What to produce> Identify and copy all lines of the material where the string "check" is found.

Dataset>
** Start **
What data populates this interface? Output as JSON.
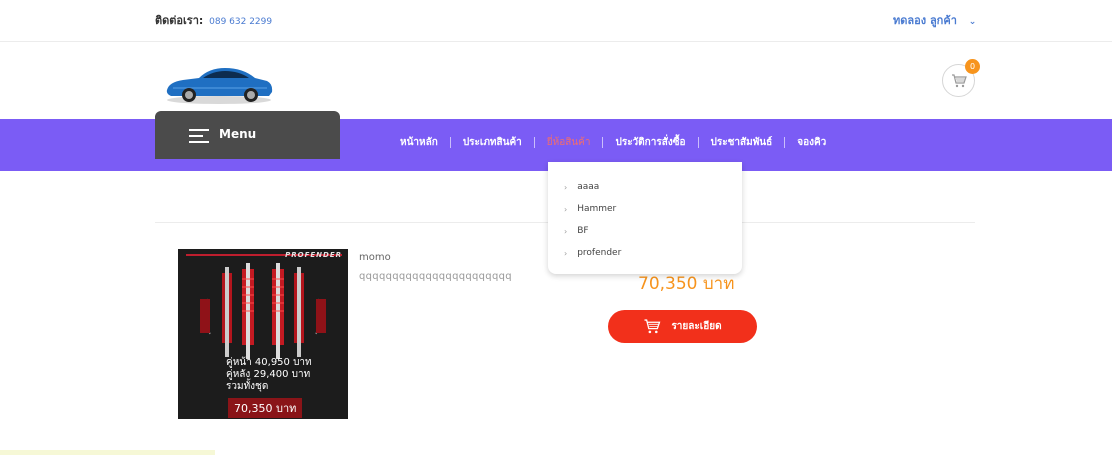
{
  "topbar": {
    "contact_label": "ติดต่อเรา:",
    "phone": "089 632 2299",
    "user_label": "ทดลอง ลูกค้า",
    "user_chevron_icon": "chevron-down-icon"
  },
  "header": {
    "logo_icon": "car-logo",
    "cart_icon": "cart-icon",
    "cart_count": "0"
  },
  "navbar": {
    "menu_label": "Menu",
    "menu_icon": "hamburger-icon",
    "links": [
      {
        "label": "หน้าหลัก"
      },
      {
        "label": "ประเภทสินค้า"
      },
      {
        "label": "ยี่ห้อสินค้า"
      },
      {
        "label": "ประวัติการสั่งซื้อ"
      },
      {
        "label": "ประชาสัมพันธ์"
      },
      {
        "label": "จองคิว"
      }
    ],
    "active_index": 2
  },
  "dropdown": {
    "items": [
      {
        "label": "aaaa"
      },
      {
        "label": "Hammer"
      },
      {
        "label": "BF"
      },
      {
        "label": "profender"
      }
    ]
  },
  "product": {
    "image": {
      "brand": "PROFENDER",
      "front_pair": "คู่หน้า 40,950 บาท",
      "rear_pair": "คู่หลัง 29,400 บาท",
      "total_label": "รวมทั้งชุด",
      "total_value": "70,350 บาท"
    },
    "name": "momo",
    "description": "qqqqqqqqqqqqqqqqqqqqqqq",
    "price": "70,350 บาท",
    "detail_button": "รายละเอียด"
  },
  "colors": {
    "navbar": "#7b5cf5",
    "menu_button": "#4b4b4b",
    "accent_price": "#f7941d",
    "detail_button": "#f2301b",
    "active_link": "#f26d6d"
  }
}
** End **
** Start **
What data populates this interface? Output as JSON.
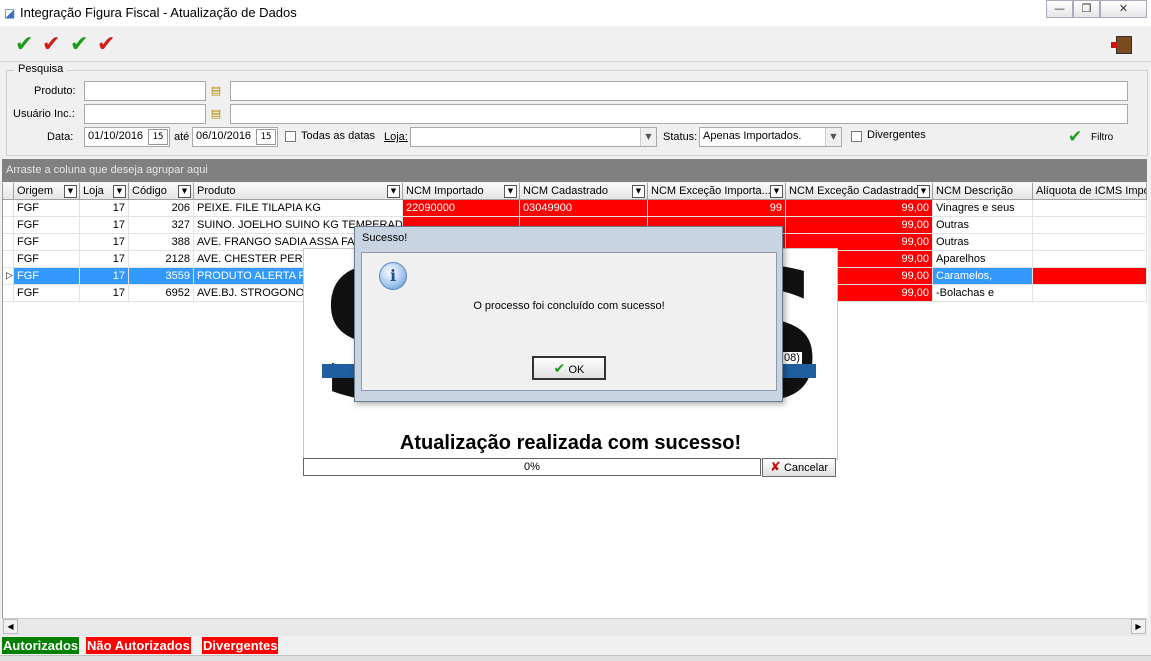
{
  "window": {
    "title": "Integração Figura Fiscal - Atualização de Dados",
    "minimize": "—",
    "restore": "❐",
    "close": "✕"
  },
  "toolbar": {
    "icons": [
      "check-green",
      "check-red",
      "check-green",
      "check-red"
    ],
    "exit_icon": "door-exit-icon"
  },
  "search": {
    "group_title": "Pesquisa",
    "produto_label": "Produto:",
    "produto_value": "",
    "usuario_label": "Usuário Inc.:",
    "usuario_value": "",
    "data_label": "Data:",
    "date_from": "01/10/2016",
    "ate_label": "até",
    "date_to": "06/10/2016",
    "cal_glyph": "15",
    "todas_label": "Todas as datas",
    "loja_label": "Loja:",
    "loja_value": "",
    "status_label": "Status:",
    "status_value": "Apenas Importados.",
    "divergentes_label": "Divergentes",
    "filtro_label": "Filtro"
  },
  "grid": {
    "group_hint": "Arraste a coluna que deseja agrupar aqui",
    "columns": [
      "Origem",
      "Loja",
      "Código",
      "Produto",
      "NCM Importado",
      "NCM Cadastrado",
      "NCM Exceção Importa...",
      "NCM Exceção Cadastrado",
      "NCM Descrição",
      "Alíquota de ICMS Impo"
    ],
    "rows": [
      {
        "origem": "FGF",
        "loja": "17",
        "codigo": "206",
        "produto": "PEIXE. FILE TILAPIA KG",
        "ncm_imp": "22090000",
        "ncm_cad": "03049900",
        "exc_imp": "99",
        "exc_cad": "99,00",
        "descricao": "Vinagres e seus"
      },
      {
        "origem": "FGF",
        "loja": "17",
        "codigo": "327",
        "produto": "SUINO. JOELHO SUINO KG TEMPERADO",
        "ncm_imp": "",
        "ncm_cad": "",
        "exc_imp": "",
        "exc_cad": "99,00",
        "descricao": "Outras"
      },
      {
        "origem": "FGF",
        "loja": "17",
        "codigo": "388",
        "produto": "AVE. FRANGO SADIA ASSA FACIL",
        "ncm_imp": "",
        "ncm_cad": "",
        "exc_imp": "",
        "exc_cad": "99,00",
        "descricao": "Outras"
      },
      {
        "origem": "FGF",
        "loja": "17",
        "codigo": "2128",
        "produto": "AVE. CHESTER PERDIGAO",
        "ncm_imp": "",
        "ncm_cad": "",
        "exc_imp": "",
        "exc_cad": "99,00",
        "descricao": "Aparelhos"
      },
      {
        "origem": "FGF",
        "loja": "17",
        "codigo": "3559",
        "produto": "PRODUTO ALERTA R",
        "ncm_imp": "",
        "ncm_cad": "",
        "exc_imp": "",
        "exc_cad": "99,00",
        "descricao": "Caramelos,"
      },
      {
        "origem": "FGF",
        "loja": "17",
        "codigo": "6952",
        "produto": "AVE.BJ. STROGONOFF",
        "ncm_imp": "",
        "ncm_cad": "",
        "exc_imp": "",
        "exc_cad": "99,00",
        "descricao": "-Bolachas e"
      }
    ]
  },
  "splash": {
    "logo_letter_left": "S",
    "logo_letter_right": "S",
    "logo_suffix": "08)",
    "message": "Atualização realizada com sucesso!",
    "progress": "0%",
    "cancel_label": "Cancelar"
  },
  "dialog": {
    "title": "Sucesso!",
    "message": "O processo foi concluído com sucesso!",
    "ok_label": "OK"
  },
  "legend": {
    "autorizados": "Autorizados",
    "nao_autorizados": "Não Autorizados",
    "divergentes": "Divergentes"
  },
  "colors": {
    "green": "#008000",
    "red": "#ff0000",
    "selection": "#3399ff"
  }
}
** End **
Output>
      "check-green",
      "check-red",
      "check-green",
      "check-red"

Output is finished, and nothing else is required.